**SHORT PROBLEM:**
For every line in the data below that contains "prproj", copy the line.

**DATASET EXTRACT:**

+ + + +

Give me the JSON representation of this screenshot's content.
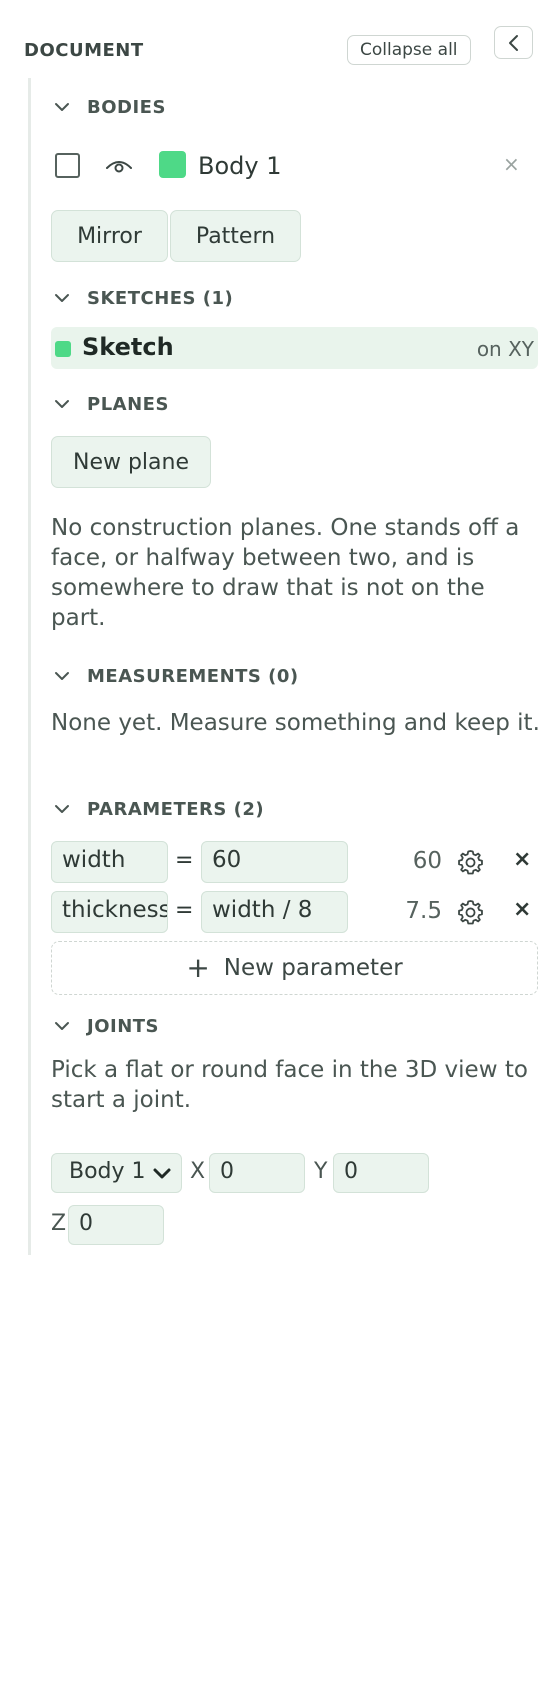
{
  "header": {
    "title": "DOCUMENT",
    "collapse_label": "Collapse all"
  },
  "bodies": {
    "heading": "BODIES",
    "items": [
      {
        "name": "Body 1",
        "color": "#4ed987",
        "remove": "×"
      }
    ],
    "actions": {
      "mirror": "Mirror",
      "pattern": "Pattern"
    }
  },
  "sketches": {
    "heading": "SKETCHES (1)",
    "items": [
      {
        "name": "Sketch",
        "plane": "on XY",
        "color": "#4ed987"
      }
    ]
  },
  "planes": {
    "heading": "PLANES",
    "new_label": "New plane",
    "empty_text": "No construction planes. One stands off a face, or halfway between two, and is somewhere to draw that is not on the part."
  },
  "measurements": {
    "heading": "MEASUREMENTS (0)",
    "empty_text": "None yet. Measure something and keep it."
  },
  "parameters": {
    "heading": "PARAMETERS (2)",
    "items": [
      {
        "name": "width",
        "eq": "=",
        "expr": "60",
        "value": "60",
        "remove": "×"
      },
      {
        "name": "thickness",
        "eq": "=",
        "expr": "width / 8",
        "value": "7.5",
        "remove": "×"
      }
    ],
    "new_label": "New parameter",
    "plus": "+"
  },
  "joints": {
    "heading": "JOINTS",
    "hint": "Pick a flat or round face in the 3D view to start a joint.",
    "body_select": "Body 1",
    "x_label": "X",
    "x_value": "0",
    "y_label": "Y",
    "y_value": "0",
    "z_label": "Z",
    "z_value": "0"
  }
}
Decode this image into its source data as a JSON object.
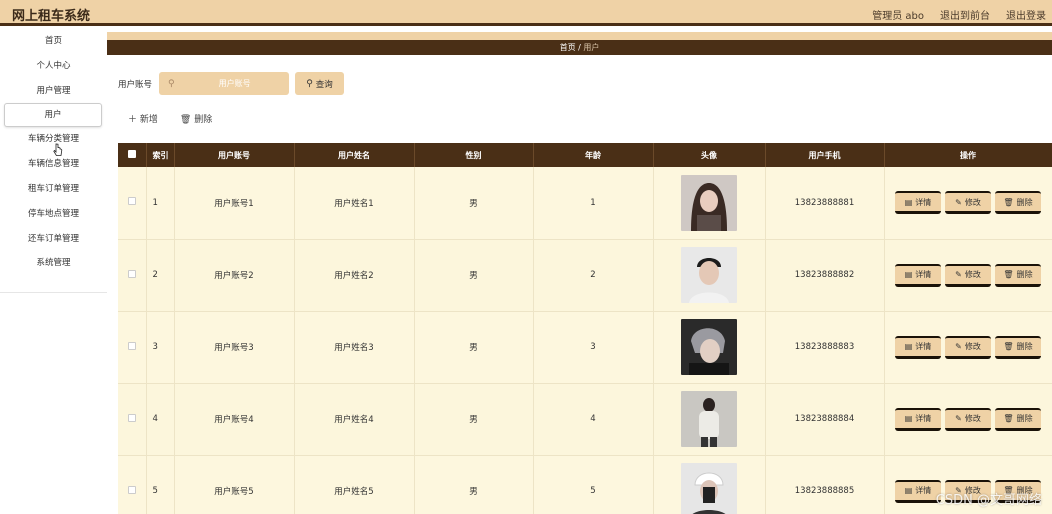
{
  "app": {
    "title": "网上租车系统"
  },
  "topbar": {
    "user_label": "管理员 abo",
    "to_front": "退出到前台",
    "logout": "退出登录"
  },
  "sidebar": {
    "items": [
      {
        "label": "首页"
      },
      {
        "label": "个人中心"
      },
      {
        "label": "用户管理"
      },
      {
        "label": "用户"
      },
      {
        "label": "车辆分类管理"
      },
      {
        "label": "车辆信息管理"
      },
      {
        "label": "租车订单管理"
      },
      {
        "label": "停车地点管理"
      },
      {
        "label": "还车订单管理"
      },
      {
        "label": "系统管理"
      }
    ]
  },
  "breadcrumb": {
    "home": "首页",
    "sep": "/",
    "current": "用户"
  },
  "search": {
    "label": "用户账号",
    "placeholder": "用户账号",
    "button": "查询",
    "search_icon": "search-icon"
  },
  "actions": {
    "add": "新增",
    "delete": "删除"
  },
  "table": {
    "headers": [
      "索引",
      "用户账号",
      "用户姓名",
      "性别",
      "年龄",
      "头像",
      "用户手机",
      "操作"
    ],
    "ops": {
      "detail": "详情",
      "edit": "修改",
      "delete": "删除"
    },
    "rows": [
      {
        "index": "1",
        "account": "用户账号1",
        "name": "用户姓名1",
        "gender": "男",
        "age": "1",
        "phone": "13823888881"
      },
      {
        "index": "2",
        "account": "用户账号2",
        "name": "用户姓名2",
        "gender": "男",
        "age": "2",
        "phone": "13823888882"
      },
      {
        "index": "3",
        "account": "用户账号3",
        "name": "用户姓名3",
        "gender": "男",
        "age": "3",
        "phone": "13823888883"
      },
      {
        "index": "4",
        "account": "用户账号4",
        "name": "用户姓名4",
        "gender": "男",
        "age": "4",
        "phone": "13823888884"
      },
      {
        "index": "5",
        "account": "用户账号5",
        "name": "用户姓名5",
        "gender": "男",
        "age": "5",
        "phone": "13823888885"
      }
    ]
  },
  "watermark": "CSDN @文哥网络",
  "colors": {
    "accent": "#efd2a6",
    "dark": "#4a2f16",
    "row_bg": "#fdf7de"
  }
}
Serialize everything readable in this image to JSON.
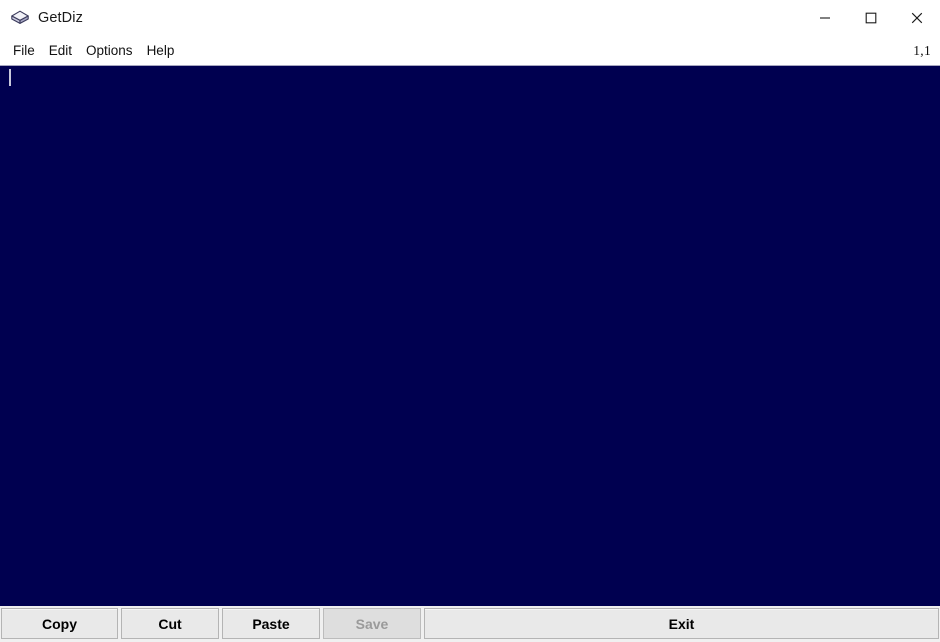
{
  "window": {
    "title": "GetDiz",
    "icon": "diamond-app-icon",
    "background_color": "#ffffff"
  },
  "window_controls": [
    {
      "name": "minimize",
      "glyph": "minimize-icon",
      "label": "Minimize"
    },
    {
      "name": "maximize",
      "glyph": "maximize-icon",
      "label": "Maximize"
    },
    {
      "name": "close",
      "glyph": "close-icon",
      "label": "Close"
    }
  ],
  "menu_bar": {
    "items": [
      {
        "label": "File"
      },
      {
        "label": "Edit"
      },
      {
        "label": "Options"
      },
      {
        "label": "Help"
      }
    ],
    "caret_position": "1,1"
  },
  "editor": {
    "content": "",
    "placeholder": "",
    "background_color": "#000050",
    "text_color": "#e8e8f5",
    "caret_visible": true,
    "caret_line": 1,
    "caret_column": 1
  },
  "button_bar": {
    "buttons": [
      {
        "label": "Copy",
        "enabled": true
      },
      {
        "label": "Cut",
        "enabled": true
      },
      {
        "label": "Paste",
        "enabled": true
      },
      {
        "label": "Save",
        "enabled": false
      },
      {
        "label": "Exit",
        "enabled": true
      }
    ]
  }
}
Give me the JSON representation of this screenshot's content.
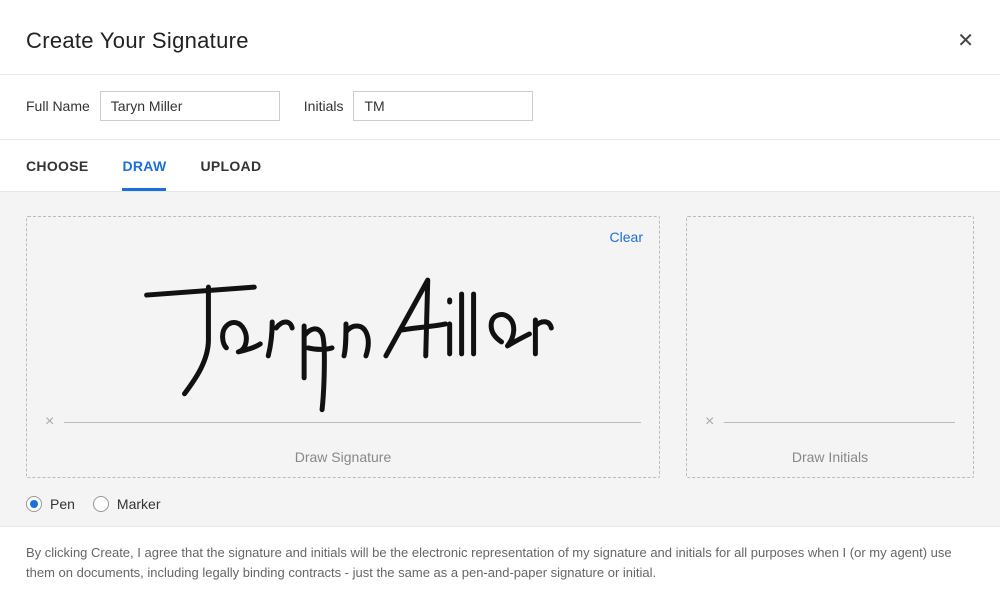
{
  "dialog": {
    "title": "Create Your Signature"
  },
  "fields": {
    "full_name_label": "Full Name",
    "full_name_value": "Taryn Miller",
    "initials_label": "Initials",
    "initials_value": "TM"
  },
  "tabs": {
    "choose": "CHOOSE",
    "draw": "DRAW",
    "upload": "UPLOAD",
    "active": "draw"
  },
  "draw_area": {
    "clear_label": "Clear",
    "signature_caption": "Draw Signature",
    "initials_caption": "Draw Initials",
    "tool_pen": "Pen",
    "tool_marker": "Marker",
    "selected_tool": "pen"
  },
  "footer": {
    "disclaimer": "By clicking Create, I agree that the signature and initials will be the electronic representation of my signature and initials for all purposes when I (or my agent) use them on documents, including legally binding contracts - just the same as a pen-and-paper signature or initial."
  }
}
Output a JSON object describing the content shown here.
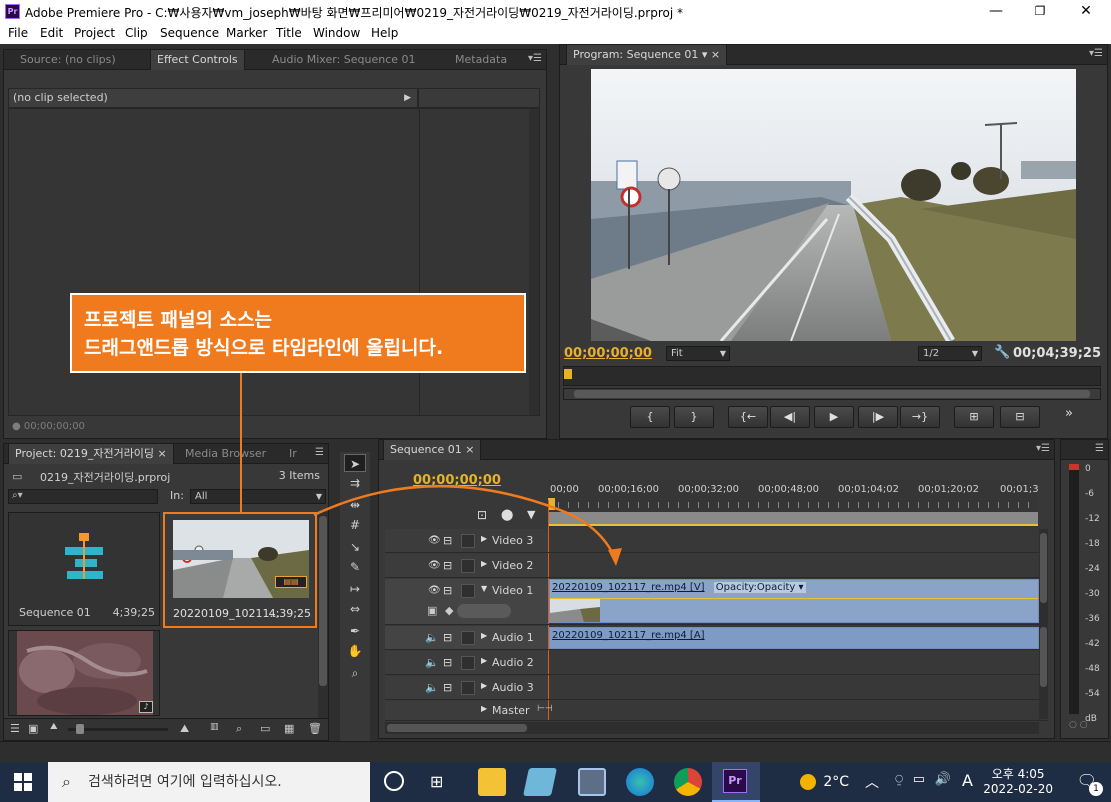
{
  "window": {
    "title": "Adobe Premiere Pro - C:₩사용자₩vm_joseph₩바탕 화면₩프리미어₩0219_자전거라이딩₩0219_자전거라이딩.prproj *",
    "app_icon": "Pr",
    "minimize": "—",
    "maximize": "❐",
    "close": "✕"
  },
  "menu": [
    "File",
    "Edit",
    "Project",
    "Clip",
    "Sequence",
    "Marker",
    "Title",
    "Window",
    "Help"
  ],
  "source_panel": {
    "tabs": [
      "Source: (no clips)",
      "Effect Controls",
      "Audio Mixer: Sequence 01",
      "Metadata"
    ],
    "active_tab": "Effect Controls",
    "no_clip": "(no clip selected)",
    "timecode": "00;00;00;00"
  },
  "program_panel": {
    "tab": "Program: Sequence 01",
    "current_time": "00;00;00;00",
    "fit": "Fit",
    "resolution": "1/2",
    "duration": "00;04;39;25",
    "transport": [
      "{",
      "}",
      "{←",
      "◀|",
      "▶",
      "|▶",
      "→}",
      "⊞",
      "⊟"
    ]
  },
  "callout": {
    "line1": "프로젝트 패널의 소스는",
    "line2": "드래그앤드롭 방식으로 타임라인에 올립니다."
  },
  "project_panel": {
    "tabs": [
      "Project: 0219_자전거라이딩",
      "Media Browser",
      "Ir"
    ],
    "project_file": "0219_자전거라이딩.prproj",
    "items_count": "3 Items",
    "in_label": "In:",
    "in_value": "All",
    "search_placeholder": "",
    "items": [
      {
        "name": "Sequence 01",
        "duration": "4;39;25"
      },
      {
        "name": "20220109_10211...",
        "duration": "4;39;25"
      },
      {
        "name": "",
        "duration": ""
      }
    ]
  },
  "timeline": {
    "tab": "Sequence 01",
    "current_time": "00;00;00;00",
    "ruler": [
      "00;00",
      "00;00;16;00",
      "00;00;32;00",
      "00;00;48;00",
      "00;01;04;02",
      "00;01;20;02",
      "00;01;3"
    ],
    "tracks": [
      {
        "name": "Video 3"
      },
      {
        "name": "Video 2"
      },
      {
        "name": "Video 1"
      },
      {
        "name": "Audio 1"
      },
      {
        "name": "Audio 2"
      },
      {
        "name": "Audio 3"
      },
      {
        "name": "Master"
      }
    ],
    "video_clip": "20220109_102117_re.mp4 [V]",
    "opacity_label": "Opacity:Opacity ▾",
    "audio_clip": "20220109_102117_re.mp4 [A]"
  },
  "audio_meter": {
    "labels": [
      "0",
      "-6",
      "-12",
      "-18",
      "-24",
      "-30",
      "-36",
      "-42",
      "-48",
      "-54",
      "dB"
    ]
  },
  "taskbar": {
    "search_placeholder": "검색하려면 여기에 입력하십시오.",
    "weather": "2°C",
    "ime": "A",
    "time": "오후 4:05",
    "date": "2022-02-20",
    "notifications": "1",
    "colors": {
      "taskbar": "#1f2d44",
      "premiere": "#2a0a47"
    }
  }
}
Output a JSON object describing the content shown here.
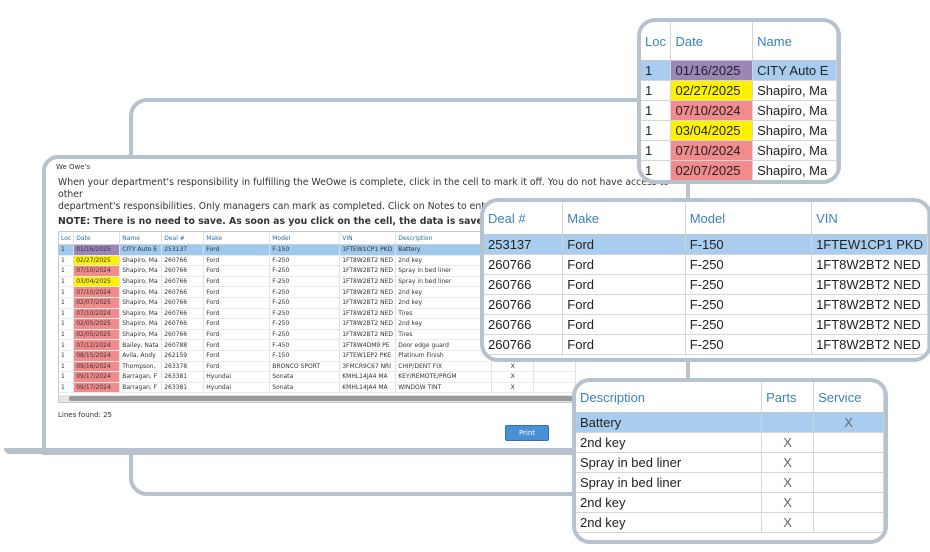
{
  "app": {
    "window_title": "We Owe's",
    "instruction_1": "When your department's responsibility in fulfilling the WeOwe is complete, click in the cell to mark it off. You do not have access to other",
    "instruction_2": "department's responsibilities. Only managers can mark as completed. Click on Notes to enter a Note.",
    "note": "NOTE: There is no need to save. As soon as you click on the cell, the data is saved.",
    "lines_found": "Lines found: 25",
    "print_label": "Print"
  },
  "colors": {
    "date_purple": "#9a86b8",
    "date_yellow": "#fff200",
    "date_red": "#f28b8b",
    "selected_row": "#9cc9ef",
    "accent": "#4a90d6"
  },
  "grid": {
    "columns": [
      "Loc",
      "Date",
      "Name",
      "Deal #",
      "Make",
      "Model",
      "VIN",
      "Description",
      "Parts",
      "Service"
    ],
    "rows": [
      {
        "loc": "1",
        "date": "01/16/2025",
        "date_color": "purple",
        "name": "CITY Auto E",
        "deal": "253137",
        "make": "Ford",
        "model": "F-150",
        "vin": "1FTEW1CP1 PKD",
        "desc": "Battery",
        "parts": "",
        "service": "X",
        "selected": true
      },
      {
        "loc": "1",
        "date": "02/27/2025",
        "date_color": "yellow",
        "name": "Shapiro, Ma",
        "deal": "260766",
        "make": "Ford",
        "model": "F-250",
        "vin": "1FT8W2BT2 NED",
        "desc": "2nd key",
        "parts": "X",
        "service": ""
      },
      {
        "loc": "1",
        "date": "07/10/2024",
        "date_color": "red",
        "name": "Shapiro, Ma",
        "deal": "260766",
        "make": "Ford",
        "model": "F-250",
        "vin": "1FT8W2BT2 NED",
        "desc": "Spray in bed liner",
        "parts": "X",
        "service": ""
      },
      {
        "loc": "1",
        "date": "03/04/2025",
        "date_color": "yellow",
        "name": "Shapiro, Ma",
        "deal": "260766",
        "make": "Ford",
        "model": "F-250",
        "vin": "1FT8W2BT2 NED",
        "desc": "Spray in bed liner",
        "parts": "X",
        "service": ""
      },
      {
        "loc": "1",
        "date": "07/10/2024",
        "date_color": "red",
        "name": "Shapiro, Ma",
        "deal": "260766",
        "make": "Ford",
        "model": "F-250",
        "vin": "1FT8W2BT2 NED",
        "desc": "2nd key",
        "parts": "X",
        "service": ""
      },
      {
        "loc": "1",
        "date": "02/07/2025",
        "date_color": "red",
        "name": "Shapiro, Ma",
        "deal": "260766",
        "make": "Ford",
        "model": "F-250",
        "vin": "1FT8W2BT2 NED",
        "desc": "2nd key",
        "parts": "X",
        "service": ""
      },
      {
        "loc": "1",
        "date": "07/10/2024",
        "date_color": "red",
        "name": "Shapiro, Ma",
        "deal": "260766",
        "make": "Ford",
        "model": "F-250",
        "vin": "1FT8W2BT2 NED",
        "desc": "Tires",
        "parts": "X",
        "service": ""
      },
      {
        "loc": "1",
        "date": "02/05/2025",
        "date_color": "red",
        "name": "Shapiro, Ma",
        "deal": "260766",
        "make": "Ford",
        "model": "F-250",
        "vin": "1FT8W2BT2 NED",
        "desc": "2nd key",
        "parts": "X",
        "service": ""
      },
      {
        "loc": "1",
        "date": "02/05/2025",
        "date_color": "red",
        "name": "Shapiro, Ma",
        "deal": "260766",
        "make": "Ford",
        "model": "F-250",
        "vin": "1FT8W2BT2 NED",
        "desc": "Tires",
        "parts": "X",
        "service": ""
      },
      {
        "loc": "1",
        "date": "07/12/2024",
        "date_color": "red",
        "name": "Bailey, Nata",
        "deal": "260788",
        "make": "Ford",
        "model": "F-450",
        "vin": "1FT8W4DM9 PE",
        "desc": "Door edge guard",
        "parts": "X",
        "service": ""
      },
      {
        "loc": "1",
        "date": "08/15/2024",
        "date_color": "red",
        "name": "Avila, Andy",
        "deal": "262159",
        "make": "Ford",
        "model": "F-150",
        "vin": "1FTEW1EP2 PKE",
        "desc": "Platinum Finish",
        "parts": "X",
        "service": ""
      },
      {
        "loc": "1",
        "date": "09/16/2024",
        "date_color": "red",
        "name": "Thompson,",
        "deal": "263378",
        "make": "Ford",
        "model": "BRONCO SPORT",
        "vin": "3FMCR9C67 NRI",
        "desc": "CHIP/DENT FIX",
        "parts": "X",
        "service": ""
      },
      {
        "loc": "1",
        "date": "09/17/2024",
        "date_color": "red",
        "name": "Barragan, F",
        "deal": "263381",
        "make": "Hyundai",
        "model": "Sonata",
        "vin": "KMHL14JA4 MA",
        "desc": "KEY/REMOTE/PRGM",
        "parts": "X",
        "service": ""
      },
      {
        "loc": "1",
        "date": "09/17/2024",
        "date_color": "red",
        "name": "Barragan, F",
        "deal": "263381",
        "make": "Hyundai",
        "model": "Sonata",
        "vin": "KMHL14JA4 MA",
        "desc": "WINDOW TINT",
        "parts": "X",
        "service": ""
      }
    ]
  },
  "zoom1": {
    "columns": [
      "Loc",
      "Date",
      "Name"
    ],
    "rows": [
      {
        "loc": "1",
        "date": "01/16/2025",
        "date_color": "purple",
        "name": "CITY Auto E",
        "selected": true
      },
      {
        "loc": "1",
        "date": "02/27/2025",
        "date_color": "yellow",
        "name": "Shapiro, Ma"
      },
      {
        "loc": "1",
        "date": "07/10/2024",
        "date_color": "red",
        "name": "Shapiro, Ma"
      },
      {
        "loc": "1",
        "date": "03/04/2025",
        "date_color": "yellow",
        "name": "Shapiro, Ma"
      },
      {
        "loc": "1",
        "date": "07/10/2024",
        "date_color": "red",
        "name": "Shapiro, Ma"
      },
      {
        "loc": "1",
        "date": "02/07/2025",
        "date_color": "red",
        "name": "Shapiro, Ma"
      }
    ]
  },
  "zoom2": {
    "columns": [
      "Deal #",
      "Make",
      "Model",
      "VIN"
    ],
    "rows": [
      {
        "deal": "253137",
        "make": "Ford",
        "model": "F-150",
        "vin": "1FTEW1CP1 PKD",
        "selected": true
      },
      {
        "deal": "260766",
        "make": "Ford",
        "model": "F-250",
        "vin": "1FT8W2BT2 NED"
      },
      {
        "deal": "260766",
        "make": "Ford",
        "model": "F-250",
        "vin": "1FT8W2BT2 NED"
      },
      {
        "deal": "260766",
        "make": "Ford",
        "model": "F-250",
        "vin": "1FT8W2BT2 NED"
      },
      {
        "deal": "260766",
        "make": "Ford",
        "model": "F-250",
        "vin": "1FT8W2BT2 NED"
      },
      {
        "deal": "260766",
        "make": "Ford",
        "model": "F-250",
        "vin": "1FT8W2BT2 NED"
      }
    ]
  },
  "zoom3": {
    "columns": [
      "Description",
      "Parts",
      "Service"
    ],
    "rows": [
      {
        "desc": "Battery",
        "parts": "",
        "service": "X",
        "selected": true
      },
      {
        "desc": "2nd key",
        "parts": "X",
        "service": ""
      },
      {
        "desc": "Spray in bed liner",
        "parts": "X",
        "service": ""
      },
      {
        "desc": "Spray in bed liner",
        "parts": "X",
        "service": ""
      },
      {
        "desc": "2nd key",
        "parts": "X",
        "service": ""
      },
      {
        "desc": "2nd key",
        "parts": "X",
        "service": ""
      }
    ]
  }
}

+ + + +

**ANSWER:**
    "title": "Adobe Premiere Pro - C:₩사용자₩vm_joseph₩바탕 화면₩프리미어₩0219_자전거라이딩₩0219_자전거라이딩.prproj *",
    "project_file": "0219_자전거라이딩.prproj",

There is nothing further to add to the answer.